* [Short task]:
Among the lines below, list those containing the string "color".

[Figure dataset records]
-- begin --
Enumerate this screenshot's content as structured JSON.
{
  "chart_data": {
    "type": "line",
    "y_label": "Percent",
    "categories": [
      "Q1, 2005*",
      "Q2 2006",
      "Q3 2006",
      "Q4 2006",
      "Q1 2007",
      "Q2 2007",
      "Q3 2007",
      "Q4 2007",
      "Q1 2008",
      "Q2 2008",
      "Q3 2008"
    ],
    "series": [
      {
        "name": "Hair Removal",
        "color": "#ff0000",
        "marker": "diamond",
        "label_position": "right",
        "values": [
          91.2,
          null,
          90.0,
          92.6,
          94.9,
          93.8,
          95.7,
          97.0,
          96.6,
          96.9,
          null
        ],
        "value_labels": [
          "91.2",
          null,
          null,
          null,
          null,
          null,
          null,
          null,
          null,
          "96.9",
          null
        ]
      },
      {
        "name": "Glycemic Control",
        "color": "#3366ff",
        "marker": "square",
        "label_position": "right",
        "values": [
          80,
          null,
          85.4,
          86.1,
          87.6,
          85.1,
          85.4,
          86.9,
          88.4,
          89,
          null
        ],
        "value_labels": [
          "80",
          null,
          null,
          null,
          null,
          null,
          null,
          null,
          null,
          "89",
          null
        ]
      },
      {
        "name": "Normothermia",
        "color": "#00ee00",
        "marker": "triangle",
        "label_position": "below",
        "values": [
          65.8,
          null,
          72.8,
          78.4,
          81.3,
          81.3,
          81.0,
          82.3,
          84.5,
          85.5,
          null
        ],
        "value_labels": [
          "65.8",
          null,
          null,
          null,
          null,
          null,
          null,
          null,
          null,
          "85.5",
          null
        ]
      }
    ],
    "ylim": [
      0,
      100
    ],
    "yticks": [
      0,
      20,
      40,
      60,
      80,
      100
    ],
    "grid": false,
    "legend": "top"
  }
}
-- end --
* [Correct answer]:
        "color": "#ff0000",
        "color": "#3366ff",
        "color": "#00ee00",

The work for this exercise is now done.